GIVEN INSTRUCTION – Print all of the lines exactly. Any picture among them stays out.

DATA SUPPLIED –
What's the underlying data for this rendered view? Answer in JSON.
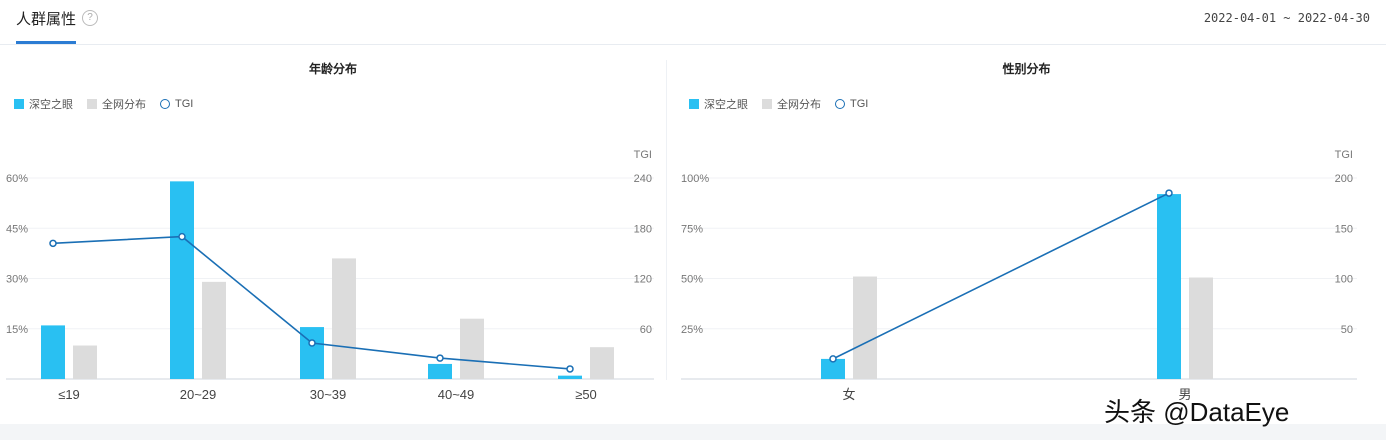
{
  "header": {
    "tab_label": "人群属性",
    "help_icon": "?",
    "date_range": "2022-04-01 ~ 2022-04-30"
  },
  "watermark": "头条 @DataEye",
  "colors": {
    "series_target": "#29c0f2",
    "series_all": "#dcdcdc",
    "tgi_line": "#1a6fb5"
  },
  "chart_data": [
    {
      "type": "bar",
      "title": "年龄分布",
      "legend": [
        "深空之眼",
        "全网分布",
        "TGI"
      ],
      "categories": [
        "≤19",
        "20~29",
        "30~39",
        "40~49",
        "≥50"
      ],
      "series": [
        {
          "name": "深空之眼",
          "values": [
            16,
            59,
            15.5,
            4.5,
            1
          ]
        },
        {
          "name": "全网分布",
          "values": [
            10,
            29,
            36,
            18,
            9.5
          ]
        },
        {
          "name": "TGI",
          "type": "line",
          "axis": "right",
          "values": [
            162,
            170,
            43,
            25,
            12
          ]
        }
      ],
      "y_left": {
        "ticks": [
          "60%",
          "45%",
          "30%",
          "15%"
        ],
        "range": [
          0,
          60
        ]
      },
      "y_right": {
        "label": "TGI",
        "ticks": [
          "240",
          "180",
          "120",
          "60"
        ],
        "range": [
          0,
          240
        ]
      }
    },
    {
      "type": "bar",
      "title": "性别分布",
      "legend": [
        "深空之眼",
        "全网分布",
        "TGI"
      ],
      "categories": [
        "女",
        "男"
      ],
      "series": [
        {
          "name": "深空之眼",
          "values": [
            10,
            92
          ]
        },
        {
          "name": "全网分布",
          "values": [
            51,
            50.5
          ]
        },
        {
          "name": "TGI",
          "type": "line",
          "axis": "right",
          "values": [
            20,
            185
          ]
        }
      ],
      "y_left": {
        "ticks": [
          "100%",
          "75%",
          "50%",
          "25%"
        ],
        "range": [
          0,
          100
        ]
      },
      "y_right": {
        "label": "TGI",
        "ticks": [
          "200",
          "150",
          "100",
          "50"
        ],
        "range": [
          0,
          200
        ]
      }
    }
  ]
}
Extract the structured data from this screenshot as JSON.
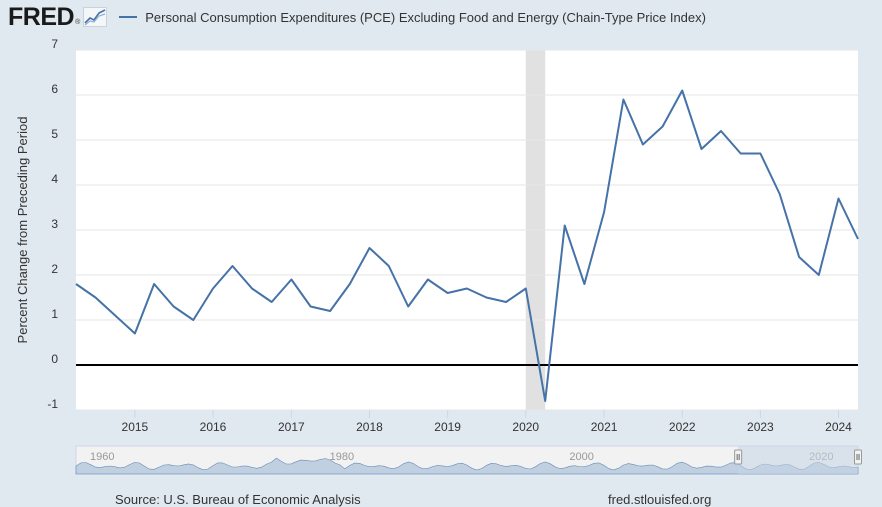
{
  "brand": {
    "logo_text": "FRED",
    "logo_mark": "®",
    "graph_icon": "line-graph-icon"
  },
  "footer": {
    "source": "Source: U.S. Bureau of Economic Analysis",
    "site": "fred.stlouisfed.org"
  },
  "colors": {
    "series": "#4572a7",
    "background": "#e1e9f0",
    "plot_background": "#ffffff",
    "recession": "#e1e1e1",
    "zero_line": "#000000",
    "navigator_fill": "#b5c8de",
    "navigator_selection": "#c4d3e6"
  },
  "chart_data": {
    "type": "line",
    "title": "",
    "ylabel": "Percent Change from Preceding Period",
    "xlabel": "",
    "ylim": [
      -1,
      7
    ],
    "yticks": [
      "7",
      "6",
      "5",
      "4",
      "3",
      "2",
      "1",
      "0",
      "-1"
    ],
    "xticks": [
      "2015",
      "2016",
      "2017",
      "2018",
      "2019",
      "2020",
      "2021",
      "2022",
      "2023",
      "2024"
    ],
    "xlim": [
      "2014-04-01",
      "2024-04-01"
    ],
    "grid": true,
    "legend": "top",
    "recession_band": [
      "2020-01-01",
      "2020-04-01"
    ],
    "series": [
      {
        "name": "Personal Consumption Expenditures (PCE) Excluding Food and Energy (Chain-Type Price Index)",
        "x": [
          "2014-04-01",
          "2014-07-01",
          "2014-10-01",
          "2015-01-01",
          "2015-04-01",
          "2015-07-01",
          "2015-10-01",
          "2016-01-01",
          "2016-04-01",
          "2016-07-01",
          "2016-10-01",
          "2017-01-01",
          "2017-04-01",
          "2017-07-01",
          "2017-10-01",
          "2018-01-01",
          "2018-04-01",
          "2018-07-01",
          "2018-10-01",
          "2019-01-01",
          "2019-04-01",
          "2019-07-01",
          "2019-10-01",
          "2020-01-01",
          "2020-04-01",
          "2020-07-01",
          "2020-10-01",
          "2021-01-01",
          "2021-04-01",
          "2021-07-01",
          "2021-10-01",
          "2022-01-01",
          "2022-04-01",
          "2022-07-01",
          "2022-10-01",
          "2023-01-01",
          "2023-04-01",
          "2023-07-01",
          "2023-10-01",
          "2024-01-01",
          "2024-04-01"
        ],
        "values": [
          1.8,
          1.5,
          1.1,
          0.7,
          1.8,
          1.3,
          1.0,
          1.7,
          2.2,
          1.7,
          1.4,
          1.9,
          1.3,
          1.2,
          1.8,
          2.6,
          2.2,
          1.3,
          1.9,
          1.6,
          1.7,
          1.5,
          1.4,
          1.7,
          -0.8,
          3.1,
          1.8,
          3.4,
          5.9,
          4.9,
          5.3,
          6.1,
          4.8,
          5.2,
          4.7,
          4.7,
          3.8,
          2.4,
          2.0,
          3.7,
          2.8
        ]
      }
    ],
    "navigator": {
      "xticks": [
        "1960",
        "1980",
        "2000",
        "2020"
      ]
    }
  }
}
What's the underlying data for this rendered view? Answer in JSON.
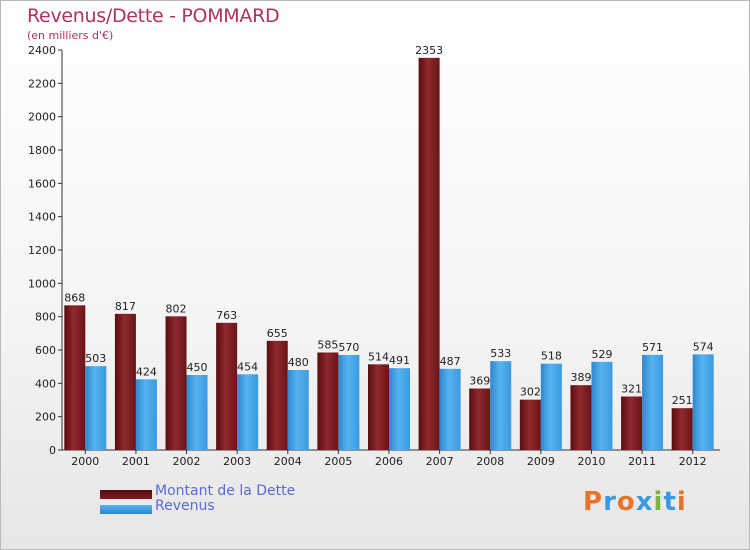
{
  "header": {
    "title": "Revenus/Dette - POMMARD",
    "subtitle": "(en milliers d'€)"
  },
  "legend": {
    "dette_label": "Montant de la Dette",
    "revenus_label": "Revenus"
  },
  "logo": {
    "text": "Proxiti"
  },
  "colors": {
    "dette": "#7a1a1f",
    "revenus": "#3a9ae0",
    "title": "#b03060",
    "legend_text": "#5c6ad6"
  },
  "chart_data": {
    "type": "bar",
    "title": "Revenus/Dette - POMMARD",
    "ylabel": "(en milliers d'€)",
    "xlabel": "",
    "categories": [
      "2000",
      "2001",
      "2002",
      "2003",
      "2004",
      "2005",
      "2006",
      "2007",
      "2008",
      "2009",
      "2010",
      "2011",
      "2012"
    ],
    "series": [
      {
        "name": "Montant de la Dette",
        "values": [
          868,
          817,
          802,
          763,
          655,
          585,
          514,
          2353,
          369,
          302,
          389,
          321,
          251
        ]
      },
      {
        "name": "Revenus",
        "values": [
          503,
          424,
          450,
          454,
          480,
          570,
          491,
          487,
          533,
          518,
          529,
          571,
          574
        ]
      }
    ],
    "ylim": [
      0,
      2400
    ],
    "yticks": [
      0,
      200,
      400,
      600,
      800,
      1000,
      1200,
      1400,
      1600,
      1800,
      2000,
      2200,
      2400
    ],
    "legend": "bottom-left"
  }
}
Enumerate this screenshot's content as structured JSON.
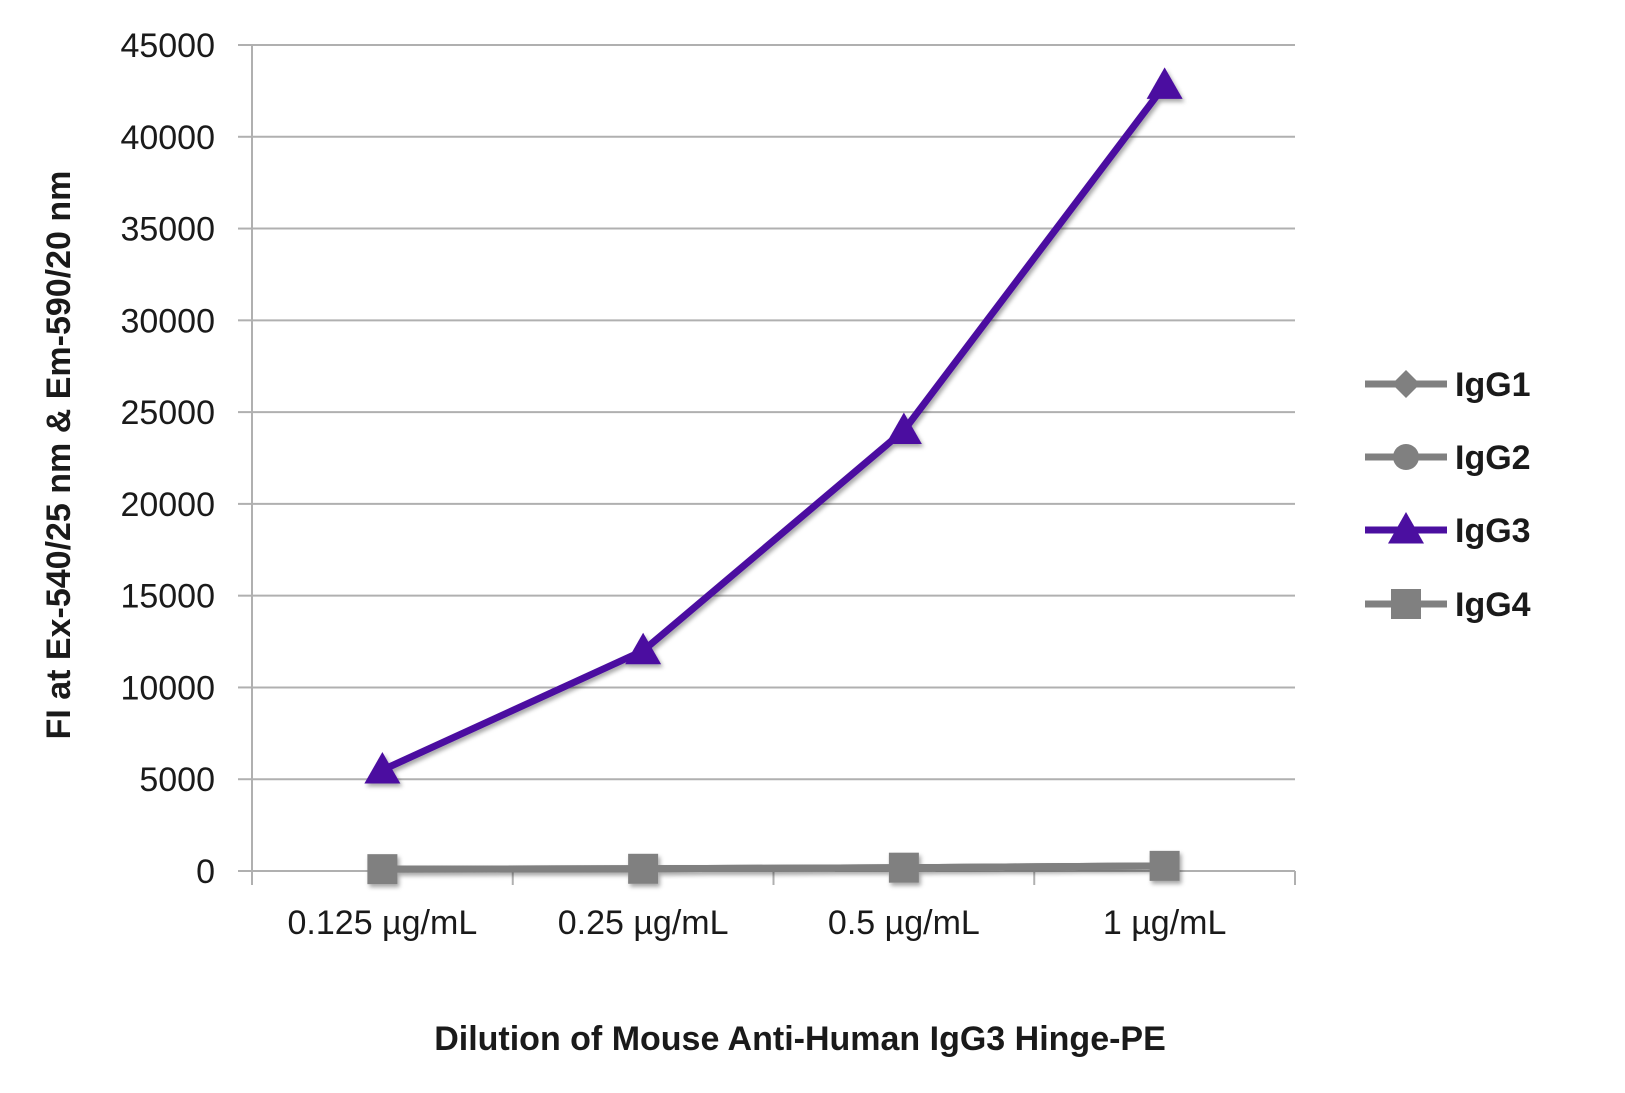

THE REPLY –
What's the underlying data for this rendered view? Answer in JSON.
{
  "header": {
    "tab_label": "人群属性",
    "help_icon": "?",
    "date_range": "2022-04-01 ~ 2022-04-30"
  },
  "watermark": "头条 @DataEye",
  "colors": {
    "series_target": "#29c0f2",
    "series_all": "#dcdcdc",
    "tgi_line": "#1a6fb5"
  },
  "chart_data": [
    {
      "type": "bar",
      "title": "年龄分布",
      "legend": [
        "深空之眼",
        "全网分布",
        "TGI"
      ],
      "categories": [
        "≤19",
        "20~29",
        "30~39",
        "40~49",
        "≥50"
      ],
      "series": [
        {
          "name": "深空之眼",
          "values": [
            16,
            59,
            15.5,
            4.5,
            1
          ]
        },
        {
          "name": "全网分布",
          "values": [
            10,
            29,
            36,
            18,
            9.5
          ]
        },
        {
          "name": "TGI",
          "type": "line",
          "axis": "right",
          "values": [
            162,
            170,
            43,
            25,
            12
          ]
        }
      ],
      "y_left": {
        "ticks": [
          "60%",
          "45%",
          "30%",
          "15%"
        ],
        "range": [
          0,
          60
        ]
      },
      "y_right": {
        "label": "TGI",
        "ticks": [
          "240",
          "180",
          "120",
          "60"
        ],
        "range": [
          0,
          240
        ]
      }
    },
    {
      "type": "bar",
      "title": "性别分布",
      "legend": [
        "深空之眼",
        "全网分布",
        "TGI"
      ],
      "categories": [
        "女",
        "男"
      ],
      "series": [
        {
          "name": "深空之眼",
          "values": [
            10,
            92
          ]
        },
        {
          "name": "全网分布",
          "values": [
            51,
            50.5
          ]
        },
        {
          "name": "TGI",
          "type": "line",
          "axis": "right",
          "values": [
            20,
            185
          ]
        }
      ],
      "y_left": {
        "ticks": [
          "100%",
          "75%",
          "50%",
          "25%"
        ],
        "range": [
          0,
          100
        ]
      },
      "y_right": {
        "label": "TGI",
        "ticks": [
          "200",
          "150",
          "100",
          "50"
        ],
        "range": [
          0,
          200
        ]
      }
    }
  ]
}
Extract the structured data from this screenshot as JSON.
{
  "brand": {
    "logo_text": "FRED",
    "logo_mark": "®",
    "graph_icon": "line-graph-icon"
  },
  "footer": {
    "source": "Source: U.S. Bureau of Economic Analysis",
    "site": "fred.stlouisfed.org"
  },
  "colors": {
    "series": "#4572a7",
    "background": "#e1e9f0",
    "plot_background": "#ffffff",
    "recession": "#e1e1e1",
    "zero_line": "#000000",
    "navigator_fill": "#b5c8de",
    "navigator_selection": "#c4d3e6"
  },
  "chart_data": {
    "type": "line",
    "title": "",
    "ylabel": "Percent Change from Preceding Period",
    "xlabel": "",
    "ylim": [
      -1,
      7
    ],
    "yticks": [
      "7",
      "6",
      "5",
      "4",
      "3",
      "2",
      "1",
      "0",
      "-1"
    ],
    "xticks": [
      "2015",
      "2016",
      "2017",
      "2018",
      "2019",
      "2020",
      "2021",
      "2022",
      "2023",
      "2024"
    ],
    "xlim": [
      "2014-04-01",
      "2024-04-01"
    ],
    "grid": true,
    "legend": "top",
    "recession_band": [
      "2020-01-01",
      "2020-04-01"
    ],
    "series": [
      {
        "name": "Personal Consumption Expenditures (PCE) Excluding Food and Energy (Chain-Type Price Index)",
        "x": [
          "2014-04-01",
          "2014-07-01",
          "2014-10-01",
          "2015-01-01",
          "2015-04-01",
          "2015-07-01",
          "2015-10-01",
          "2016-01-01",
          "2016-04-01",
          "2016-07-01",
          "2016-10-01",
          "2017-01-01",
          "2017-04-01",
          "2017-07-01",
          "2017-10-01",
          "2018-01-01",
          "2018-04-01",
          "2018-07-01",
          "2018-10-01",
          "2019-01-01",
          "2019-04-01",
          "2019-07-01",
          "2019-10-01",
          "2020-01-01",
          "2020-04-01",
          "2020-07-01",
          "2020-10-01",
          "2021-01-01",
          "2021-04-01",
          "2021-07-01",
          "2021-10-01",
          "2022-01-01",
          "2022-04-01",
          "2022-07-01",
          "2022-10-01",
          "2023-01-01",
          "2023-04-01",
          "2023-07-01",
          "2023-10-01",
          "2024-01-01",
          "2024-04-01"
        ],
        "values": [
          1.8,
          1.5,
          1.1,
          0.7,
          1.8,
          1.3,
          1.0,
          1.7,
          2.2,
          1.7,
          1.4,
          1.9,
          1.3,
          1.2,
          1.8,
          2.6,
          2.2,
          1.3,
          1.9,
          1.6,
          1.7,
          1.5,
          1.4,
          1.7,
          -0.8,
          3.1,
          1.8,
          3.4,
          5.9,
          4.9,
          5.3,
          6.1,
          4.8,
          5.2,
          4.7,
          4.7,
          3.8,
          2.4,
          2.0,
          3.7,
          2.8
        ]
      }
    ],
    "navigator": {
      "xticks": [
        "1960",
        "1980",
        "2000",
        "2020"
      ]
    }
  }
}
What's the underlying data for this rendered view? Answer in JSON.
{
  "header": {
    "title": "Revenus/Dette - POMMARD",
    "subtitle": "(en milliers d'€)"
  },
  "legend": {
    "dette_label": "Montant de la Dette",
    "revenus_label": "Revenus"
  },
  "logo": {
    "text": "Proxiti"
  },
  "colors": {
    "dette": "#7a1a1f",
    "revenus": "#3a9ae0",
    "title": "#b03060",
    "legend_text": "#5c6ad6"
  },
  "chart_data": {
    "type": "bar",
    "title": "Revenus/Dette - POMMARD",
    "ylabel": "(en milliers d'€)",
    "xlabel": "",
    "categories": [
      "2000",
      "2001",
      "2002",
      "2003",
      "2004",
      "2005",
      "2006",
      "2007",
      "2008",
      "2009",
      "2010",
      "2011",
      "2012"
    ],
    "series": [
      {
        "name": "Montant de la Dette",
        "values": [
          868,
          817,
          802,
          763,
          655,
          585,
          514,
          2353,
          369,
          302,
          389,
          321,
          251
        ]
      },
      {
        "name": "Revenus",
        "values": [
          503,
          424,
          450,
          454,
          480,
          570,
          491,
          487,
          533,
          518,
          529,
          571,
          574
        ]
      }
    ],
    "ylim": [
      0,
      2400
    ],
    "yticks": [
      0,
      200,
      400,
      600,
      800,
      1000,
      1200,
      1400,
      1600,
      1800,
      2000,
      2200,
      2400
    ],
    "legend": "bottom-left"
  }
}
Enumerate this screenshot's content as structured JSON.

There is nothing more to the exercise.